▽

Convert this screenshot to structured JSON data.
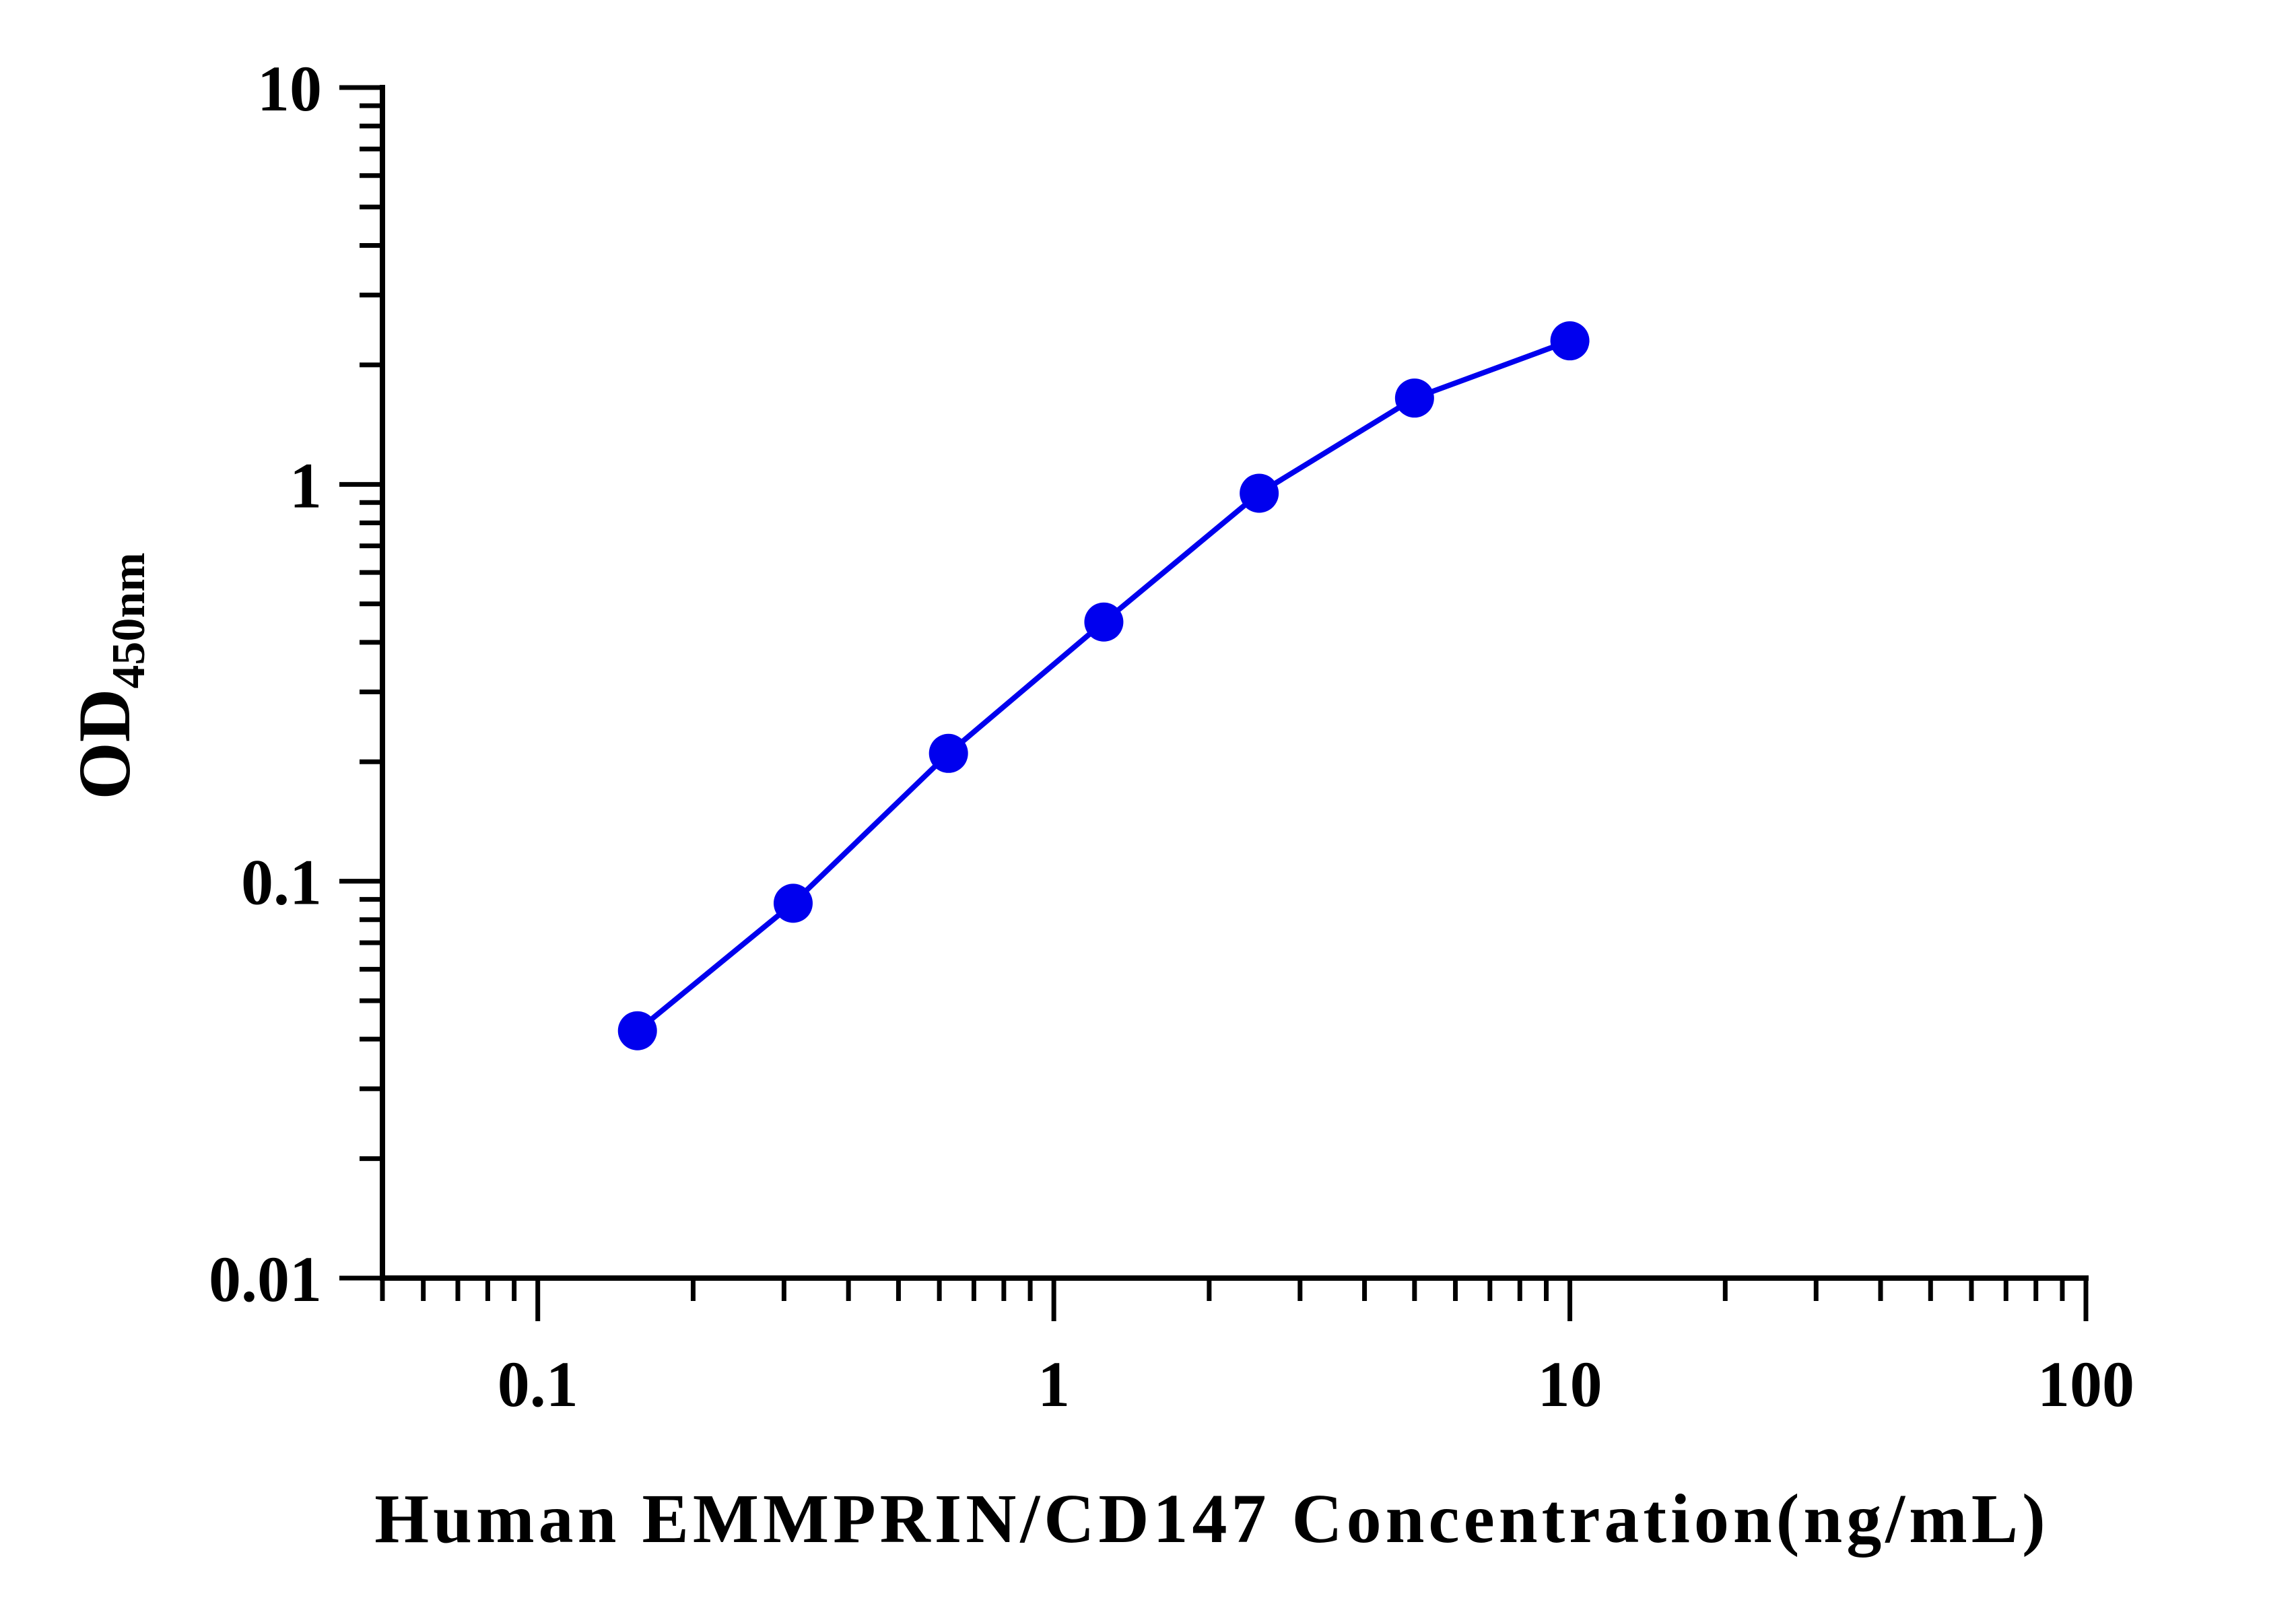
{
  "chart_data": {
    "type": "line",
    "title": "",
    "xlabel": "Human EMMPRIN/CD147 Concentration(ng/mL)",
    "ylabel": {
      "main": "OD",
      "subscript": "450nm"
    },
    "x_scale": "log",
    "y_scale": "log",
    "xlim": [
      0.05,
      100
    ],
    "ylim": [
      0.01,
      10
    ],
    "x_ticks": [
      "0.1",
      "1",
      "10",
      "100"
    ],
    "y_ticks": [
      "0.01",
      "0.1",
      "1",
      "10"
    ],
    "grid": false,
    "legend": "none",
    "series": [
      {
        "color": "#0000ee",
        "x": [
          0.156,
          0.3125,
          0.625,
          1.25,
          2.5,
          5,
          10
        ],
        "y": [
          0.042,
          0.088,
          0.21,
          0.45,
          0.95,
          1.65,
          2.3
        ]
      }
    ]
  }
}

△

Task description - Your copy should match the records word for word, with the pictures removed.

Written answer -
Convert this screenshot to structured JSON data.
{
  "chart_data": {
    "type": "line",
    "title": "",
    "xlabel": "Human EMMPRIN/CD147 Concentration(ng/mL)",
    "ylabel": {
      "main": "OD",
      "subscript": "450nm"
    },
    "x_scale": "log",
    "y_scale": "log",
    "xlim": [
      0.05,
      100
    ],
    "ylim": [
      0.01,
      10
    ],
    "x_ticks": [
      "0.1",
      "1",
      "10",
      "100"
    ],
    "y_ticks": [
      "0.01",
      "0.1",
      "1",
      "10"
    ],
    "grid": false,
    "legend": "none",
    "series": [
      {
        "color": "#0000ee",
        "x": [
          0.156,
          0.3125,
          0.625,
          1.25,
          2.5,
          5,
          10
        ],
        "y": [
          0.042,
          0.088,
          0.21,
          0.45,
          0.95,
          1.65,
          2.3
        ]
      }
    ]
  }
}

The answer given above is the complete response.